- _Your task_: Omit all pictures. Copy the rest of the material exactly.
★ ★ ★ ★ ★ ★ ★
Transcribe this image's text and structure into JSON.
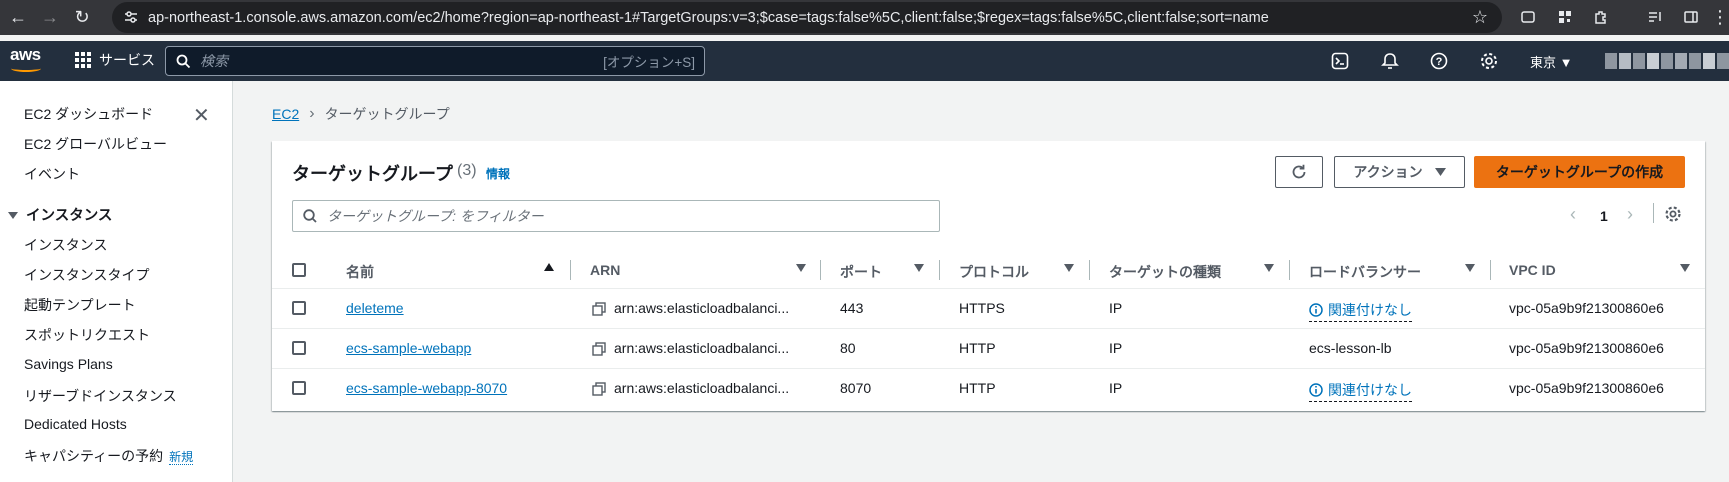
{
  "browser": {
    "url": "ap-northeast-1.console.aws.amazon.com/ec2/home?region=ap-northeast-1#TargetGroups:v=3;$case=tags:false%5C,client:false;$regex=tags:false%5C,client:false;sort=name"
  },
  "topnav": {
    "logo": "aws",
    "services_label": "サービス",
    "search_placeholder": "検索",
    "search_shortcut": "[オプション+S]",
    "region": "東京 ▼"
  },
  "sidebar": {
    "items_top": [
      "EC2 ダッシュボード",
      "EC2 グローバルビュー",
      "イベント"
    ],
    "section_title": "インスタンス",
    "section_items": [
      "インスタンス",
      "インスタンスタイプ",
      "起動テンプレート",
      "スポットリクエスト",
      "Savings Plans",
      "リザーブドインスタンス",
      "Dedicated Hosts",
      "キャパシティーの予約"
    ],
    "new_badge": "新規"
  },
  "breadcrumb": {
    "root": "EC2",
    "current": "ターゲットグループ"
  },
  "panel": {
    "title": "ターゲットグループ",
    "count": "(3)",
    "info": "情報",
    "actions_label": "アクション",
    "create_label": "ターゲットグループの作成",
    "filter_placeholder": "ターゲットグループ: をフィルター",
    "page": "1"
  },
  "table": {
    "columns": [
      "名前",
      "ARN",
      "ポート",
      "プロトコル",
      "ターゲットの種類",
      "ロードバランサー",
      "VPC ID"
    ],
    "rows": [
      {
        "name": "deleteme",
        "arn": "arn:aws:elasticloadbalanci...",
        "port": "443",
        "protocol": "HTTPS",
        "target_type": "IP",
        "lb": "関連付けなし",
        "vpc": "vpc-05a9b9f21300860e6"
      },
      {
        "name": "ecs-sample-webapp",
        "arn": "arn:aws:elasticloadbalanci...",
        "port": "80",
        "protocol": "HTTP",
        "target_type": "IP",
        "lb": "ecs-lesson-lb",
        "vpc": "vpc-05a9b9f21300860e6"
      },
      {
        "name": "ecs-sample-webapp-8070",
        "arn": "arn:aws:elasticloadbalanci...",
        "port": "8070",
        "protocol": "HTTP",
        "target_type": "IP",
        "lb": "関連付けなし",
        "vpc": "vpc-05a9b9f21300860e6"
      }
    ]
  },
  "colors": {
    "aws_nav": "#232f3e",
    "primary": "#ec7211",
    "link": "#0073bb"
  }
}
★ ★ ★ ★ ★ ★ ★
- _Answer in full_:
Transcribe this image's text and structure into JSON.
{
  "browser": {
    "url": "ap-northeast-1.console.aws.amazon.com/ec2/home?region=ap-northeast-1#TargetGroups:v=3;$case=tags:false%5C,client:false;$regex=tags:false%5C,client:false;sort=name"
  },
  "topnav": {
    "logo": "aws",
    "services_label": "サービス",
    "search_placeholder": "検索",
    "search_shortcut": "[オプション+S]",
    "region": "東京 ▼"
  },
  "sidebar": {
    "items_top": [
      "EC2 ダッシュボード",
      "EC2 グローバルビュー",
      "イベント"
    ],
    "section_title": "インスタンス",
    "section_items": [
      "インスタンス",
      "インスタンスタイプ",
      "起動テンプレート",
      "スポットリクエスト",
      "Savings Plans",
      "リザーブドインスタンス",
      "Dedicated Hosts",
      "キャパシティーの予約"
    ],
    "new_badge": "新規"
  },
  "breadcrumb": {
    "root": "EC2",
    "current": "ターゲットグループ"
  },
  "panel": {
    "title": "ターゲットグループ",
    "count": "(3)",
    "info": "情報",
    "actions_label": "アクション",
    "create_label": "ターゲットグループの作成",
    "filter_placeholder": "ターゲットグループ: をフィルター",
    "page": "1"
  },
  "table": {
    "columns": [
      "名前",
      "ARN",
      "ポート",
      "プロトコル",
      "ターゲットの種類",
      "ロードバランサー",
      "VPC ID"
    ],
    "rows": [
      {
        "name": "deleteme",
        "arn": "arn:aws:elasticloadbalanci...",
        "port": "443",
        "protocol": "HTTPS",
        "target_type": "IP",
        "lb": "関連付けなし",
        "vpc": "vpc-05a9b9f21300860e6"
      },
      {
        "name": "ecs-sample-webapp",
        "arn": "arn:aws:elasticloadbalanci...",
        "port": "80",
        "protocol": "HTTP",
        "target_type": "IP",
        "lb": "ecs-lesson-lb",
        "vpc": "vpc-05a9b9f21300860e6"
      },
      {
        "name": "ecs-sample-webapp-8070",
        "arn": "arn:aws:elasticloadbalanci...",
        "port": "8070",
        "protocol": "HTTP",
        "target_type": "IP",
        "lb": "関連付けなし",
        "vpc": "vpc-05a9b9f21300860e6"
      }
    ]
  },
  "colors": {
    "aws_nav": "#232f3e",
    "primary": "#ec7211",
    "link": "#0073bb"
  }
}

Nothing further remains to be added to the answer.